What follows is a set of records, each of which is to be written out exactly.

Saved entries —
▬▬▬▬▬▬▬▬▬▬

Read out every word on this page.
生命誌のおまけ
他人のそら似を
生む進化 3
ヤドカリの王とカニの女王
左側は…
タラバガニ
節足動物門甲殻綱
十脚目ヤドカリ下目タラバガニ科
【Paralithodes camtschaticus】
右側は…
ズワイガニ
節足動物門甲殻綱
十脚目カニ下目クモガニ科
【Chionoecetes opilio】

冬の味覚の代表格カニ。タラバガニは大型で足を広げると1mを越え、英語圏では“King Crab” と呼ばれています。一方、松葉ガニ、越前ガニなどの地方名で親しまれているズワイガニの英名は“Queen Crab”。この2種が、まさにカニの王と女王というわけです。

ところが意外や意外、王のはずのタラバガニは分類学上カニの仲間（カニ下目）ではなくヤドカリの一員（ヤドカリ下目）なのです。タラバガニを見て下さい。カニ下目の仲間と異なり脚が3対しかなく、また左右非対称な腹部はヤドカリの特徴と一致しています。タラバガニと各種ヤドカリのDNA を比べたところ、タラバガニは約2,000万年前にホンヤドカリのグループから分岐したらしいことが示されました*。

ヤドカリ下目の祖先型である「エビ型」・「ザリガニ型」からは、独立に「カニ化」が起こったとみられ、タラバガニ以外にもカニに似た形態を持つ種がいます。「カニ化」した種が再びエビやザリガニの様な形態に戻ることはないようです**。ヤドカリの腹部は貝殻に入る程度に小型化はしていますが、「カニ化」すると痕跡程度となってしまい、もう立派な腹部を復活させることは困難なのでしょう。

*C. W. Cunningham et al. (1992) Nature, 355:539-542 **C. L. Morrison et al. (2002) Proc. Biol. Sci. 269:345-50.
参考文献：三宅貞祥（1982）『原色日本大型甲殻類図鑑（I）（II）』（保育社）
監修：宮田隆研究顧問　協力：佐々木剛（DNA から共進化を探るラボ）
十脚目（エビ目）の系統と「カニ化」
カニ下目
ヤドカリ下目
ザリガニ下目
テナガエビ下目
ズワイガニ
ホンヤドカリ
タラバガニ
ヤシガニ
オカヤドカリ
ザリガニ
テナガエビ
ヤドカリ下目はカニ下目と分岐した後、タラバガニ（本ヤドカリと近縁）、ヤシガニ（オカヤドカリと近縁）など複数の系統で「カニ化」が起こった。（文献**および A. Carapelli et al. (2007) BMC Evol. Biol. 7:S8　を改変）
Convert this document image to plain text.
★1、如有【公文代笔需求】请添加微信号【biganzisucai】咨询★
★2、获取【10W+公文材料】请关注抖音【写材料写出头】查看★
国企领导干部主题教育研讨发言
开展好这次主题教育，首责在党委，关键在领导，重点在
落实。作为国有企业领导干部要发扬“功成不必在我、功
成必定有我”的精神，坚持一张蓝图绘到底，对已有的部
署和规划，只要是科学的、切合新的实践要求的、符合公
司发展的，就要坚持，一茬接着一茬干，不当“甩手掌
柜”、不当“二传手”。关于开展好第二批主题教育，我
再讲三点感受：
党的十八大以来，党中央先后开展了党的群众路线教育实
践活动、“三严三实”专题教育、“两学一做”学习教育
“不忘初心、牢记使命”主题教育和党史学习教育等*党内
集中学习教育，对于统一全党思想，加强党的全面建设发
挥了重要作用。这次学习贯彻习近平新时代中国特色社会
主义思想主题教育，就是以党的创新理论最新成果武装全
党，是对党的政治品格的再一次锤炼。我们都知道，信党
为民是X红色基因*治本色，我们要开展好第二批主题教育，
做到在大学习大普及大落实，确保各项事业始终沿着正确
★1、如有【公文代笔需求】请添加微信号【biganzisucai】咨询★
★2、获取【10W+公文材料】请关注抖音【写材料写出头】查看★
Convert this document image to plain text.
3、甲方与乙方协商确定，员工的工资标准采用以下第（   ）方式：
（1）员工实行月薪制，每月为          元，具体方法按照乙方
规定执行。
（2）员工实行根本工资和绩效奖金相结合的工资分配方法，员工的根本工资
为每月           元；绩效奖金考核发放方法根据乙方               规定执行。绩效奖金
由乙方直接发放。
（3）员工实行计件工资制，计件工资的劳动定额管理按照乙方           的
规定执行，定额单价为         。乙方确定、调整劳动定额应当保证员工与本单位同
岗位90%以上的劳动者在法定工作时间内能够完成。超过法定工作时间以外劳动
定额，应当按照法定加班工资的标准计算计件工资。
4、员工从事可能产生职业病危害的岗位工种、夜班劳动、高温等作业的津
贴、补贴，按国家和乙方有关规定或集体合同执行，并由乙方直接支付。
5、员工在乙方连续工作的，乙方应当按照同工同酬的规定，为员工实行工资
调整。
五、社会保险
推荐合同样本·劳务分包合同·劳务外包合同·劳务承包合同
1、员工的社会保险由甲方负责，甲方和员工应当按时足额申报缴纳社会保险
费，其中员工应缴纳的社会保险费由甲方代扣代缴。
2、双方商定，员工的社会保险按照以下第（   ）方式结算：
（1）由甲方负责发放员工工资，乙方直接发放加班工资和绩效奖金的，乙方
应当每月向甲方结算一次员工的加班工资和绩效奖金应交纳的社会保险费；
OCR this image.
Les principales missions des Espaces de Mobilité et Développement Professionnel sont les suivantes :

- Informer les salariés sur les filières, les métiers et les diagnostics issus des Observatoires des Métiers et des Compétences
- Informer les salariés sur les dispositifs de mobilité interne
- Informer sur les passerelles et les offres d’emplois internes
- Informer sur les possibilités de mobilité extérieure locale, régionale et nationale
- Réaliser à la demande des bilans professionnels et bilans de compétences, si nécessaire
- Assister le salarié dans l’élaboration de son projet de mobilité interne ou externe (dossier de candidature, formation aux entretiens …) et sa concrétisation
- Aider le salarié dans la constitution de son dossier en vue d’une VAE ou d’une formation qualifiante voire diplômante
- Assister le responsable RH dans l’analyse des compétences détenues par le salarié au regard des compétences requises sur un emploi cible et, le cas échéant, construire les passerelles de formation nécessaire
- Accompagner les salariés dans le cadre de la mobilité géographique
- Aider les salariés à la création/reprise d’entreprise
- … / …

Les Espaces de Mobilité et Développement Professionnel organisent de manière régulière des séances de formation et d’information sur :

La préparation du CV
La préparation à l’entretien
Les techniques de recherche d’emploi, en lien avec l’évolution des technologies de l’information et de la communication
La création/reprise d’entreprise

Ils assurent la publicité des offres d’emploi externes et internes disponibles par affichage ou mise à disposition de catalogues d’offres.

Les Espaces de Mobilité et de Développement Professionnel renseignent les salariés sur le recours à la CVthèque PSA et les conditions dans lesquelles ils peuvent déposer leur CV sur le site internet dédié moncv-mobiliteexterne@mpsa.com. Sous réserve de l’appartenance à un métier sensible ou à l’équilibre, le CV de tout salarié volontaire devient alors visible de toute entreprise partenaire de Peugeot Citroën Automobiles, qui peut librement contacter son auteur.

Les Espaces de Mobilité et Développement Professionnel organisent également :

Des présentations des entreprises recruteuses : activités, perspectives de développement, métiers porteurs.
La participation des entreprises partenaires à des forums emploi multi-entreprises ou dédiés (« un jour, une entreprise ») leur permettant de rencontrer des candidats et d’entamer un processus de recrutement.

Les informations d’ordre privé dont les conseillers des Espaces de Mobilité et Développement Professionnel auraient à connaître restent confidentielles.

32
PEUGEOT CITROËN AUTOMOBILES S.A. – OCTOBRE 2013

▬▬▬▬▬▬▬▬▬▬

Written answer —
Read out every word on this page.
生命誌のおまけ
他人のそら似を
生む進化 3
ヤドカリの王とカニの女王
左側は…
タラバガニ
節足動物門甲殻綱
十脚目ヤドカリ下目タラバガニ科
【Paralithodes camtschaticus】
右側は…
ズワイガニ
節足動物門甲殻綱
十脚目カニ下目クモガニ科
【Chionoecetes opilio】

冬の味覚の代表格カニ。タラバガニは大型で足を広げると1mを越え、英語圏では“King Crab” と呼ばれています。一方、松葉ガニ、越前ガニなどの地方名で親しまれているズワイガニの英名は“Queen Crab”。この2種が、まさにカニの王と女王というわけです。

ところが意外や意外、王のはずのタラバガニは分類学上カニの仲間（カニ下目）ではなくヤドカリの一員（ヤドカリ下目）なのです。タラバガニを見て下さい。カニ下目の仲間と異なり脚が3対しかなく、また左右非対称な腹部はヤドカリの特徴と一致しています。タラバガニと各種ヤドカリのDNA を比べたところ、タラバガニは約2,000万年前にホンヤドカリのグループから分岐したらしいことが示されました*。

ヤドカリ下目の祖先型である「エビ型」・「ザリガニ型」からは、独立に「カニ化」が起こったとみられ、タラバガニ以外にもカニに似た形態を持つ種がいます。「カニ化」した種が再びエビやザリガニの様な形態に戻ることはないようです**。ヤドカリの腹部は貝殻に入る程度に小型化はしていますが、「カニ化」すると痕跡程度となってしまい、もう立派な腹部を復活させることは困難なのでしょう。

*C. W. Cunningham et al. (1992) Nature, 355:539-542 **C. L. Morrison et al. (2002) Proc. Biol. Sci. 269:345-50.
参考文献：三宅貞祥（1982）『原色日本大型甲殻類図鑑（I）（II）』（保育社）
監修：宮田隆研究顧問　協力：佐々木剛（DNA から共進化を探るラボ）
十脚目（エビ目）の系統と「カニ化」
カニ下目
ヤドカリ下目
ザリガニ下目
テナガエビ下目
ズワイガニ
ホンヤドカリ
タラバガニ
ヤシガニ
オカヤドカリ
ザリガニ
テナガエビ
ヤドカリ下目はカニ下目と分岐した後、タラバガニ（本ヤドカリと近縁）、ヤシガニ（オカヤドカリと近縁）など複数の系統で「カニ化」が起こった。（文献**および A. Carapelli et al. (2007) BMC Evol. Biol. 7:S8　を改変）
Convert this document image to plain text.
★1、如有【公文代笔需求】请添加微信号【biganzisucai】咨询★
★2、获取【10W+公文材料】请关注抖音【写材料写出头】查看★
国企领导干部主题教育研讨发言
开展好这次主题教育，首责在党委，关键在领导，重点在
落实。作为国有企业领导干部要发扬“功成不必在我、功
成必定有我”的精神，坚持一张蓝图绘到底，对已有的部
署和规划，只要是科学的、切合新的实践要求的、符合公
司发展的，就要坚持，一茬接着一茬干，不当“甩手掌
柜”、不当“二传手”。关于开展好第二批主题教育，我
再讲三点感受：
党的十八大以来，党中央先后开展了党的群众路线教育实
践活动、“三严三实”专题教育、“两学一做”学习教育
“不忘初心、牢记使命”主题教育和党史学习教育等*党内
集中学习教育，对于统一全党思想，加强党的全面建设发
挥了重要作用。这次学习贯彻习近平新时代中国特色社会
主义思想主题教育，就是以党的创新理论最新成果武装全
党，是对党的政治品格的再一次锤炼。我们都知道，信党
为民是X红色基因*治本色，我们要开展好第二批主题教育，
做到在大学习大普及大落实，确保各项事业始终沿着正确
★1、如有【公文代笔需求】请添加微信号【biganzisucai】咨询★
★2、获取【10W+公文材料】请关注抖音【写材料写出头】查看★
Convert this document image to plain text.
3、甲方与乙方协商确定，员工的工资标准采用以下第（   ）方式：
（1）员工实行月薪制，每月为          元，具体方法按照乙方
规定执行。
（2）员工实行根本工资和绩效奖金相结合的工资分配方法，员工的根本工资
为每月           元；绩效奖金考核发放方法根据乙方               规定执行。绩效奖金
由乙方直接发放。
（3）员工实行计件工资制，计件工资的劳动定额管理按照乙方           的
规定执行，定额单价为         。乙方确定、调整劳动定额应当保证员工与本单位同
岗位90%以上的劳动者在法定工作时间内能够完成。超过法定工作时间以外劳动
定额，应当按照法定加班工资的标准计算计件工资。
4、员工从事可能产生职业病危害的岗位工种、夜班劳动、高温等作业的津
贴、补贴，按国家和乙方有关规定或集体合同执行，并由乙方直接支付。
5、员工在乙方连续工作的，乙方应当按照同工同酬的规定，为员工实行工资
调整。
五、社会保险
推荐合同样本·劳务分包合同·劳务外包合同·劳务承包合同
1、员工的社会保险由甲方负责，甲方和员工应当按时足额申报缴纳社会保险
费，其中员工应缴纳的社会保险费由甲方代扣代缴。
2、双方商定，员工的社会保险按照以下第（   ）方式结算：
（1）由甲方负责发放员工工资，乙方直接发放加班工资和绩效奖金的，乙方
应当每月向甲方结算一次员工的加班工资和绩效奖金应交纳的社会保险费；
OCR this image.
Les principales missions des Espaces de Mobilité et Développement Professionnel sont les suivantes :

- Informer les salariés sur les filières, les métiers et les diagnostics issus des Observatoires des Métiers et des Compétences
- Informer les salariés sur les dispositifs de mobilité interne
- Informer sur les passerelles et les offres d’emplois internes
- Informer sur les possibilités de mobilité extérieure locale, régionale et nationale
- Réaliser à la demande des bilans professionnels et bilans de compétences, si nécessaire
- Assister le salarié dans l’élaboration de son projet de mobilité interne ou externe (dossier de candidature, formation aux entretiens …) et sa concrétisation
- Aider le salarié dans la constitution de son dossier en vue d’une VAE ou d’une formation qualifiante voire diplômante
- Assister le responsable RH dans l’analyse des compétences détenues par le salarié au regard des compétences requises sur un emploi cible et, le cas échéant, construire les passerelles de formation nécessaire
- Accompagner les salariés dans le cadre de la mobilité géographique
- Aider les salariés à la création/reprise d’entreprise
- … / …

Les Espaces de Mobilité et Développement Professionnel organisent de manière régulière des séances de formation et d’information sur :

La préparation du CV
La préparation à l’entretien
Les techniques de recherche d’emploi, en lien avec l’évolution des technologies de l’information et de la communication
La création/reprise d’entreprise

Ils assurent la publicité des offres d’emploi externes et internes disponibles par affichage ou mise à disposition de catalogues d’offres.

Les Espaces de Mobilité et de Développement Professionnel renseignent les salariés sur le recours à la CVthèque PSA et les conditions dans lesquelles ils peuvent déposer leur CV sur le site internet dédié moncv-mobiliteexterne@mpsa.com. Sous réserve de l’appartenance à un métier sensible ou à l’équilibre, le CV de tout salarié volontaire devient alors visible de toute entreprise partenaire de Peugeot Citroën Automobiles, qui peut librement contacter son auteur.

Les Espaces de Mobilité et Développement Professionnel organisent également :

Des présentations des entreprises recruteuses : activités, perspectives de développement, métiers porteurs.
La participation des entreprises partenaires à des forums emploi multi-entreprises ou dédiés (« un jour, une entreprise ») leur permettant de rencontrer des candidats et d’entamer un processus de recrutement.

Les informations d’ordre privé dont les conseillers des Espaces de Mobilité et Développement Professionnel auraient à connaître restent confidentielles.

32
PEUGEOT CITROËN AUTOMOBILES S.A. – OCTOBRE 2013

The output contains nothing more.